> STATED TASK:
Below are some records; repeat them all exactly, minus the pictures.

> GIVEN INFORMATION:
========================================================================
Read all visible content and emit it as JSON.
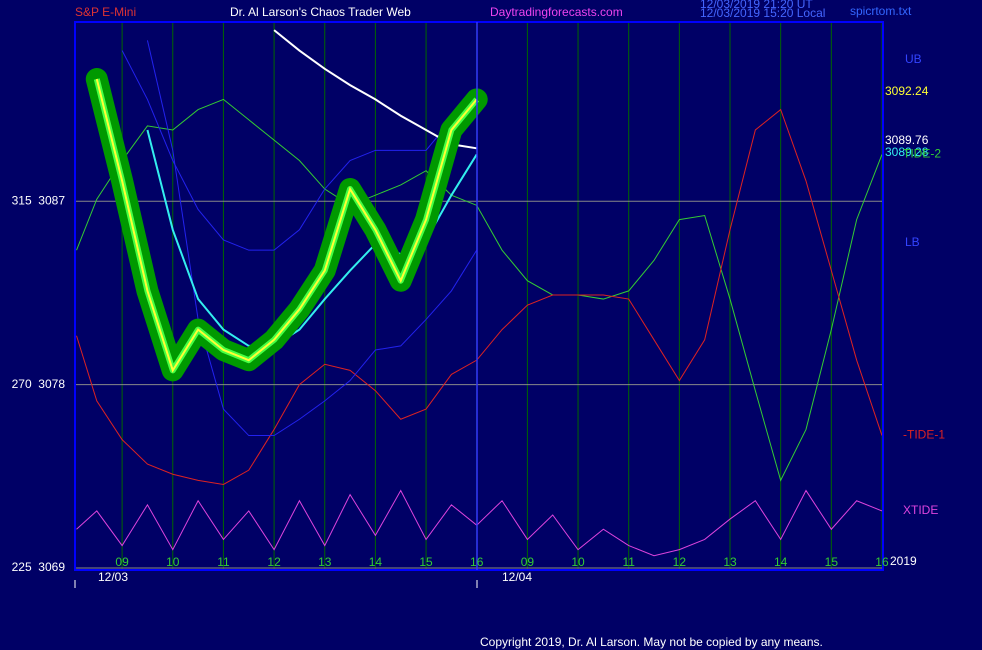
{
  "chart_data": {
    "type": "line",
    "title": "Dr. Al Larson's Chaos Trader Web",
    "annotations": [
      "S&P E-Mini",
      "Daytradingforecasts.com",
      "12/03/2019 21:20 UT",
      "12/03/2019 15:20 Local",
      "spicrtom.txt",
      "UB",
      "3092.24",
      "3089.76",
      "3089.28",
      "LB",
      "2019",
      "12/03",
      "12/04",
      "Copyright 2019, Dr. Al Larson. May not be copied by any means."
    ],
    "x": [
      8.1,
      8.5,
      9,
      9.5,
      10,
      10.5,
      11,
      11.5,
      12,
      12.5,
      13,
      13.5,
      14,
      14.5,
      15,
      15.5,
      16,
      16.5,
      17,
      17.5,
      18,
      18.5,
      19,
      19.5,
      20,
      20.5,
      21,
      21.5,
      22,
      22.5,
      23,
      23.5,
      24
    ],
    "xlim": [
      8.07,
      24.02
    ],
    "xticks": [
      {
        "value": 9,
        "label": "09"
      },
      10,
      11,
      12,
      13,
      14,
      15,
      16,
      {
        "value": 17,
        "label": "09"
      },
      {
        "value": 18,
        "label": "10"
      },
      {
        "value": 19,
        "label": "11"
      },
      {
        "value": 20,
        "label": "12"
      },
      {
        "value": 21,
        "label": "13"
      },
      {
        "value": 22,
        "label": "14"
      },
      {
        "value": 23,
        "label": "15"
      },
      {
        "value": 24,
        "label": "16"
      }
    ],
    "ylim": [
      3068.9,
      3095.8
    ],
    "yticks": [
      {
        "value": 3069,
        "label": "225  3069"
      },
      {
        "value": 3078,
        "label": "270  3078"
      },
      {
        "value": 3087,
        "label": "315  3087"
      }
    ],
    "grid": true,
    "series": [
      {
        "name": "TIDE-2",
        "color": "#33cc33",
        "values": [
          3084.6,
          3087.1,
          3089.0,
          3090.7,
          3090.5,
          3091.5,
          3092.0,
          3091.0,
          3090.0,
          3089.0,
          3087.6,
          3086.8,
          3087.3,
          3087.8,
          3088.5,
          3087.3,
          3086.8,
          3084.6,
          3083.1,
          3082.4,
          3082.4,
          3082.2,
          3082.6,
          3084.1,
          3086.1,
          3086.3,
          3082.2,
          3077.7,
          3073.3,
          3075.8,
          3080.7,
          3086.1,
          3089.3
        ]
      },
      {
        "name": "-TIDE-1",
        "color": "#dd2222",
        "values": [
          3080.4,
          3077.2,
          3075.3,
          3074.1,
          3073.6,
          3073.3,
          3073.1,
          3073.8,
          3075.8,
          3078.0,
          3079.0,
          3078.7,
          3077.7,
          3076.3,
          3076.8,
          3078.5,
          3079.2,
          3080.7,
          3081.9,
          3082.4,
          3082.4,
          3082.4,
          3082.2,
          3080.2,
          3078.2,
          3080.2,
          3085.6,
          3090.5,
          3091.5,
          3088.0,
          3083.6,
          3079.2,
          3075.5
        ]
      },
      {
        "name": "XTIDE",
        "color": "#dd44dd",
        "values": [
          3070.9,
          3071.8,
          3070.1,
          3072.1,
          3069.9,
          3072.3,
          3070.4,
          3071.8,
          3069.9,
          3072.3,
          3070.1,
          3072.6,
          3070.6,
          3072.8,
          3070.4,
          3072.1,
          3071.1,
          3072.3,
          3070.4,
          3071.6,
          3069.9,
          3070.9,
          3070.1,
          3069.6,
          3069.9,
          3070.4,
          3071.4,
          3072.3,
          3070.4,
          3072.8,
          3070.9,
          3072.3,
          3071.8
        ]
      },
      {
        "color": "#2222ee",
        "values": [
          null,
          null,
          3094.4,
          3092.0,
          3089.0,
          3086.6,
          3085.1,
          3084.6,
          3084.6,
          3085.6,
          3087.6,
          3089.0,
          3089.5,
          3089.5,
          3089.5,
          3091.0,
          3092.2,
          null,
          null,
          null,
          null,
          null,
          null,
          null,
          null,
          null,
          null,
          null,
          null,
          null,
          null,
          null,
          null
        ]
      },
      {
        "color": "#2222ee",
        "values": [
          null,
          null,
          null,
          3094.9,
          3089.5,
          3081.2,
          3076.8,
          3075.5,
          3075.5,
          3076.3,
          3077.2,
          3078.2,
          3079.7,
          3079.9,
          3081.2,
          3082.6,
          3084.6,
          null,
          null,
          null,
          null,
          null,
          null,
          null,
          null,
          null,
          null,
          null,
          null,
          null,
          null,
          null,
          null
        ]
      },
      {
        "color": "#ffffff",
        "values": [
          null,
          null,
          null,
          null,
          null,
          null,
          null,
          null,
          3095.4,
          3094.4,
          3093.5,
          3092.7,
          3092.0,
          3091.2,
          3090.5,
          3089.8,
          3089.6,
          null,
          null,
          null,
          null,
          null,
          null,
          null,
          null,
          null,
          null,
          null,
          null,
          null,
          null,
          null,
          null
        ]
      },
      {
        "color": "#33eeee",
        "values": [
          null,
          null,
          null,
          3090.5,
          3085.6,
          3082.2,
          3080.7,
          3079.9,
          3079.9,
          3080.7,
          3082.2,
          3083.6,
          3084.9,
          3084.4,
          3085.1,
          3087.3,
          3089.3,
          null,
          null,
          null,
          null,
          null,
          null,
          null,
          null,
          null,
          null,
          null,
          null,
          null,
          null,
          null,
          null
        ]
      },
      {
        "color": "#ffff33",
        "values": [
          null,
          3093.0,
          3088.0,
          3082.6,
          3078.7,
          3080.7,
          3079.7,
          3079.2,
          3080.2,
          3081.7,
          3083.6,
          3087.6,
          3085.6,
          3083.1,
          3086.1,
          3090.5,
          3092.0,
          null,
          null,
          null,
          null,
          null,
          null,
          null,
          null,
          null,
          null,
          null,
          null,
          null,
          null,
          null,
          null
        ]
      }
    ]
  }
}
========================================================================
> ANSWER BELOW:
Read all visible content and emit it as JSON.
{
  "chart_data": {
    "type": "line",
    "title": "Dr. Al Larson's Chaos Trader Web",
    "annotations": [
      "S&P E-Mini",
      "Daytradingforecasts.com",
      "12/03/2019 21:20 UT",
      "12/03/2019 15:20 Local",
      "spicrtom.txt",
      "UB",
      "3092.24",
      "3089.76",
      "3089.28",
      "LB",
      "2019",
      "12/03",
      "12/04",
      "Copyright 2019, Dr. Al Larson. May not be copied by any means."
    ],
    "x": [
      8.1,
      8.5,
      9,
      9.5,
      10,
      10.5,
      11,
      11.5,
      12,
      12.5,
      13,
      13.5,
      14,
      14.5,
      15,
      15.5,
      16,
      16.5,
      17,
      17.5,
      18,
      18.5,
      19,
      19.5,
      20,
      20.5,
      21,
      21.5,
      22,
      22.5,
      23,
      23.5,
      24
    ],
    "xlim": [
      8.07,
      24.02
    ],
    "xticks": [
      {
        "value": 9,
        "label": "09"
      },
      10,
      11,
      12,
      13,
      14,
      15,
      16,
      {
        "value": 17,
        "label": "09"
      },
      {
        "value": 18,
        "label": "10"
      },
      {
        "value": 19,
        "label": "11"
      },
      {
        "value": 20,
        "label": "12"
      },
      {
        "value": 21,
        "label": "13"
      },
      {
        "value": 22,
        "label": "14"
      },
      {
        "value": 23,
        "label": "15"
      },
      {
        "value": 24,
        "label": "16"
      }
    ],
    "ylim": [
      3068.9,
      3095.8
    ],
    "yticks": [
      {
        "value": 3069,
        "label": "225  3069"
      },
      {
        "value": 3078,
        "label": "270  3078"
      },
      {
        "value": 3087,
        "label": "315  3087"
      }
    ],
    "grid": true,
    "series": [
      {
        "name": "TIDE-2",
        "color": "#33cc33",
        "values": [
          3084.6,
          3087.1,
          3089.0,
          3090.7,
          3090.5,
          3091.5,
          3092.0,
          3091.0,
          3090.0,
          3089.0,
          3087.6,
          3086.8,
          3087.3,
          3087.8,
          3088.5,
          3087.3,
          3086.8,
          3084.6,
          3083.1,
          3082.4,
          3082.4,
          3082.2,
          3082.6,
          3084.1,
          3086.1,
          3086.3,
          3082.2,
          3077.7,
          3073.3,
          3075.8,
          3080.7,
          3086.1,
          3089.3
        ]
      },
      {
        "name": "-TIDE-1",
        "color": "#dd2222",
        "values": [
          3080.4,
          3077.2,
          3075.3,
          3074.1,
          3073.6,
          3073.3,
          3073.1,
          3073.8,
          3075.8,
          3078.0,
          3079.0,
          3078.7,
          3077.7,
          3076.3,
          3076.8,
          3078.5,
          3079.2,
          3080.7,
          3081.9,
          3082.4,
          3082.4,
          3082.4,
          3082.2,
          3080.2,
          3078.2,
          3080.2,
          3085.6,
          3090.5,
          3091.5,
          3088.0,
          3083.6,
          3079.2,
          3075.5
        ]
      },
      {
        "name": "XTIDE",
        "color": "#dd44dd",
        "values": [
          3070.9,
          3071.8,
          3070.1,
          3072.1,
          3069.9,
          3072.3,
          3070.4,
          3071.8,
          3069.9,
          3072.3,
          3070.1,
          3072.6,
          3070.6,
          3072.8,
          3070.4,
          3072.1,
          3071.1,
          3072.3,
          3070.4,
          3071.6,
          3069.9,
          3070.9,
          3070.1,
          3069.6,
          3069.9,
          3070.4,
          3071.4,
          3072.3,
          3070.4,
          3072.8,
          3070.9,
          3072.3,
          3071.8
        ]
      },
      {
        "color": "#2222ee",
        "values": [
          null,
          null,
          3094.4,
          3092.0,
          3089.0,
          3086.6,
          3085.1,
          3084.6,
          3084.6,
          3085.6,
          3087.6,
          3089.0,
          3089.5,
          3089.5,
          3089.5,
          3091.0,
          3092.2,
          null,
          null,
          null,
          null,
          null,
          null,
          null,
          null,
          null,
          null,
          null,
          null,
          null,
          null,
          null,
          null
        ]
      },
      {
        "color": "#2222ee",
        "values": [
          null,
          null,
          null,
          3094.9,
          3089.5,
          3081.2,
          3076.8,
          3075.5,
          3075.5,
          3076.3,
          3077.2,
          3078.2,
          3079.7,
          3079.9,
          3081.2,
          3082.6,
          3084.6,
          null,
          null,
          null,
          null,
          null,
          null,
          null,
          null,
          null,
          null,
          null,
          null,
          null,
          null,
          null,
          null
        ]
      },
      {
        "color": "#ffffff",
        "values": [
          null,
          null,
          null,
          null,
          null,
          null,
          null,
          null,
          3095.4,
          3094.4,
          3093.5,
          3092.7,
          3092.0,
          3091.2,
          3090.5,
          3089.8,
          3089.6,
          null,
          null,
          null,
          null,
          null,
          null,
          null,
          null,
          null,
          null,
          null,
          null,
          null,
          null,
          null,
          null
        ]
      },
      {
        "color": "#33eeee",
        "values": [
          null,
          null,
          null,
          3090.5,
          3085.6,
          3082.2,
          3080.7,
          3079.9,
          3079.9,
          3080.7,
          3082.2,
          3083.6,
          3084.9,
          3084.4,
          3085.1,
          3087.3,
          3089.3,
          null,
          null,
          null,
          null,
          null,
          null,
          null,
          null,
          null,
          null,
          null,
          null,
          null,
          null,
          null,
          null
        ]
      },
      {
        "color": "#ffff33",
        "values": [
          null,
          3093.0,
          3088.0,
          3082.6,
          3078.7,
          3080.7,
          3079.7,
          3079.2,
          3080.2,
          3081.7,
          3083.6,
          3087.6,
          3085.6,
          3083.1,
          3086.1,
          3090.5,
          3092.0,
          null,
          null,
          null,
          null,
          null,
          null,
          null,
          null,
          null,
          null,
          null,
          null,
          null,
          null,
          null,
          null
        ]
      }
    ]
  }
}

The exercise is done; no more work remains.